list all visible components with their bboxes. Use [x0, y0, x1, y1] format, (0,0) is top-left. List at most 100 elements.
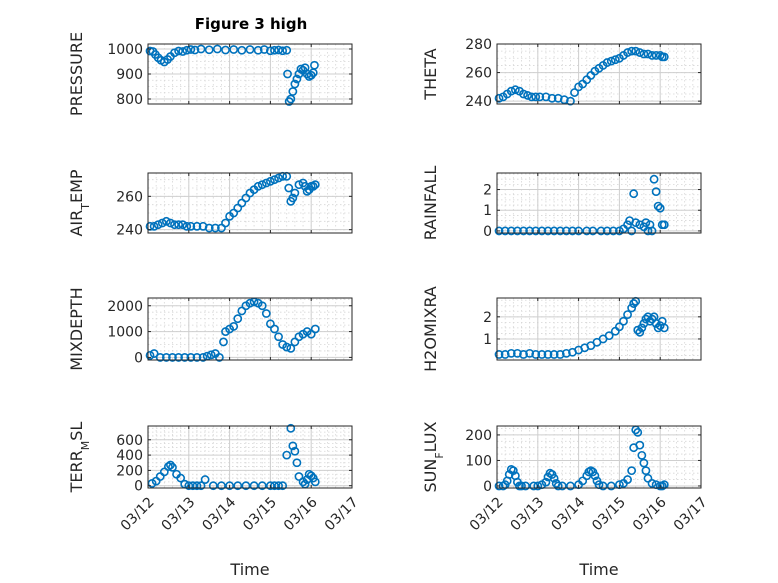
- y-tick-label: 2: [483, 310, 492, 326]
- x-tick-label: 03/13: [159, 494, 199, 534]
- series-markers: [147, 423, 320, 491]
- data-point: [274, 481, 283, 491]
- data-point: [500, 350, 510, 359]
- data-point: [553, 481, 563, 491]
- subplot-1: 800 900 1000 PRESSURE: [67, 32, 353, 116]
- data-point: [210, 223, 220, 233]
- series-markers: [494, 46, 669, 106]
- data-point: [535, 92, 545, 102]
- subplot-6: 1 2 H2OMIXRA: [421, 286, 702, 372]
- figure-title: Figure 3 high: [195, 15, 308, 33]
- y-tick-label: 280: [465, 37, 492, 53]
- data-point: [161, 353, 171, 362]
- data-point: [245, 45, 255, 54]
- y-tick-label: 2000: [107, 299, 143, 315]
- data-point: [566, 96, 575, 106]
- data-point: [178, 47, 188, 56]
- data-point: [221, 45, 230, 55]
- y-tick-label: 0: [483, 479, 492, 495]
- y-tick-label: 1: [483, 332, 492, 348]
- subplot-2: 240 260 280 THETA: [421, 37, 702, 110]
- data-point: [647, 226, 657, 236]
- data-point: [270, 175, 279, 185]
- data-point: [635, 440, 645, 450]
- data-point: [163, 462, 173, 471]
- data-point: [643, 49, 653, 59]
- data-point: [294, 472, 304, 481]
- data-point: [233, 481, 243, 491]
- data-point: [212, 44, 222, 54]
- data-point: [186, 353, 196, 362]
- y-tick-label: 100: [465, 453, 492, 469]
- data-point: [174, 353, 183, 362]
- y-tick-label: 240: [465, 94, 492, 110]
- series-markers: [494, 174, 669, 236]
- data-point: [494, 226, 504, 236]
- data-point: [637, 323, 647, 333]
- subplot-5: 0 1000 2000 MIXDEPTH: [67, 287, 353, 371]
- data-point: [531, 92, 541, 102]
- axes-frame: [496, 43, 702, 105]
- data-point: [651, 187, 661, 197]
- data-point: [170, 48, 179, 58]
- data-point: [249, 481, 259, 491]
- x-tick-label: 03/15: [240, 494, 280, 534]
- data-point: [270, 45, 279, 55]
- y-tick-label: 240: [116, 223, 143, 239]
- y-axis-label: SUNFLUX: [421, 421, 446, 492]
- data-point: [219, 337, 228, 347]
- y-tick-label: 200: [116, 463, 143, 479]
- data-point: [561, 348, 571, 358]
- data-point: [541, 477, 551, 487]
- data-point: [653, 323, 663, 333]
- data-point: [170, 220, 179, 230]
- data-point: [286, 423, 296, 433]
- data-point: [241, 481, 251, 491]
- y-axis-label: AIRTEMP: [67, 169, 92, 236]
- data-point: [253, 45, 263, 55]
- axes-frame: [496, 297, 702, 361]
- y-tick-label: 1: [483, 203, 492, 219]
- data-point: [233, 314, 243, 324]
- data-point: [174, 220, 183, 230]
- data-point: [265, 176, 275, 186]
- data-point: [225, 481, 234, 491]
- data-point: [574, 226, 583, 236]
- y-tick-label: 1000: [107, 42, 143, 58]
- data-point: [631, 46, 641, 56]
- y-axis-label: THETA: [421, 48, 440, 100]
- data-point: [278, 481, 288, 491]
- data-point: [590, 471, 600, 481]
- subplot-3: 240 260 AIRTEMP: [67, 169, 353, 239]
- data-point: [308, 181, 318, 191]
- data-point: [582, 226, 592, 236]
- data-point: [286, 343, 296, 353]
- y-tick-label: 900: [116, 67, 143, 83]
- data-point: [282, 45, 292, 55]
- data-point: [615, 322, 624, 332]
- x-tick-label: 03/15: [589, 494, 629, 534]
- data-point: [537, 350, 547, 359]
- data-point: [186, 45, 196, 54]
- data-point: [204, 223, 214, 233]
- data-point: [159, 467, 169, 477]
- y-axis-label: TERRMSL: [67, 422, 92, 494]
- data-point: [257, 481, 267, 491]
- data-point: [149, 349, 159, 358]
- data-point: [229, 322, 239, 331]
- data-point: [629, 299, 639, 308]
- y-tick-label: 600: [116, 433, 143, 449]
- data-point: [265, 46, 275, 56]
- x-tick-label: 03/16: [281, 494, 321, 534]
- data-point: [155, 353, 165, 362]
- data-point: [525, 348, 535, 358]
- data-point: [186, 221, 196, 231]
- y-tick-label: 260: [116, 189, 143, 205]
- data-point: [639, 458, 649, 468]
- data-point: [178, 220, 188, 230]
- y-tick-label: 1000: [107, 325, 143, 341]
- data-point: [265, 481, 275, 491]
- data-point: [659, 323, 669, 333]
- data-point: [310, 60, 319, 70]
- series-markers: [494, 425, 669, 491]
★ ★ ★ ★
### Request
Reproduce, character for character, the lines of the items from the one containing "- y-tick-label: 2: [483, 310, 492, 326]" to the one containing "- data-point: [241, 481, 251, 491]", including both of those lines.

### Solution for this exercise
- y-tick-label: 2: [483, 310, 492, 326]
- x-tick-label: 03/13: [159, 494, 199, 534]
- series-markers: [147, 423, 320, 491]
- data-point: [274, 481, 283, 491]
- data-point: [500, 350, 510, 359]
- data-point: [553, 481, 563, 491]
- subplot-1: 800 900 1000 PRESSURE: [67, 32, 353, 116]
- data-point: [210, 223, 220, 233]
- series-markers: [494, 46, 669, 106]
- data-point: [535, 92, 545, 102]
- subplot-6: 1 2 H2OMIXRA: [421, 286, 702, 372]
- figure-title: Figure 3 high: [195, 15, 308, 33]
- y-tick-label: 280: [465, 37, 492, 53]
- data-point: [161, 353, 171, 362]
- data-point: [245, 45, 255, 54]
- y-tick-label: 2000: [107, 299, 143, 315]
- data-point: [566, 96, 575, 106]
- data-point: [178, 47, 188, 56]
- data-point: [221, 45, 230, 55]
- y-tick-label: 0: [483, 479, 492, 495]
- y-tick-label: 1: [483, 332, 492, 348]
- subplot-2: 240 260 280 THETA: [421, 37, 702, 110]
- data-point: [647, 226, 657, 236]
- data-point: [270, 175, 279, 185]
- data-point: [635, 440, 645, 450]
- data-point: [163, 462, 173, 471]
- data-point: [643, 49, 653, 59]
- data-point: [294, 472, 304, 481]
- data-point: [233, 481, 243, 491]
- data-point: [212, 44, 222, 54]
- data-point: [186, 353, 196, 362]
- y-tick-label: 100: [465, 453, 492, 469]
- data-point: [174, 353, 183, 362]
- y-tick-label: 240: [465, 94, 492, 110]
- series-markers: [494, 174, 669, 236]
- data-point: [494, 226, 504, 236]
- data-point: [637, 323, 647, 333]
- subplot-5: 0 1000 2000 MIXDEPTH: [67, 287, 353, 371]
- data-point: [531, 92, 541, 102]
- axes-frame: [496, 43, 702, 105]
- data-point: [651, 187, 661, 197]
- data-point: [170, 48, 179, 58]
- data-point: [249, 481, 259, 491]
- x-tick-label: 03/15: [240, 494, 280, 534]
- data-point: [270, 45, 279, 55]
- y-tick-label: 240: [116, 223, 143, 239]
- y-axis-label: SUNFLUX: [421, 421, 446, 492]
- data-point: [219, 337, 228, 347]
- y-tick-label: 200: [116, 463, 143, 479]
- data-point: [561, 348, 571, 358]
- data-point: [541, 477, 551, 487]
- data-point: [653, 323, 663, 333]
- data-point: [170, 220, 179, 230]
- data-point: [286, 423, 296, 433]
- data-point: [241, 481, 251, 491]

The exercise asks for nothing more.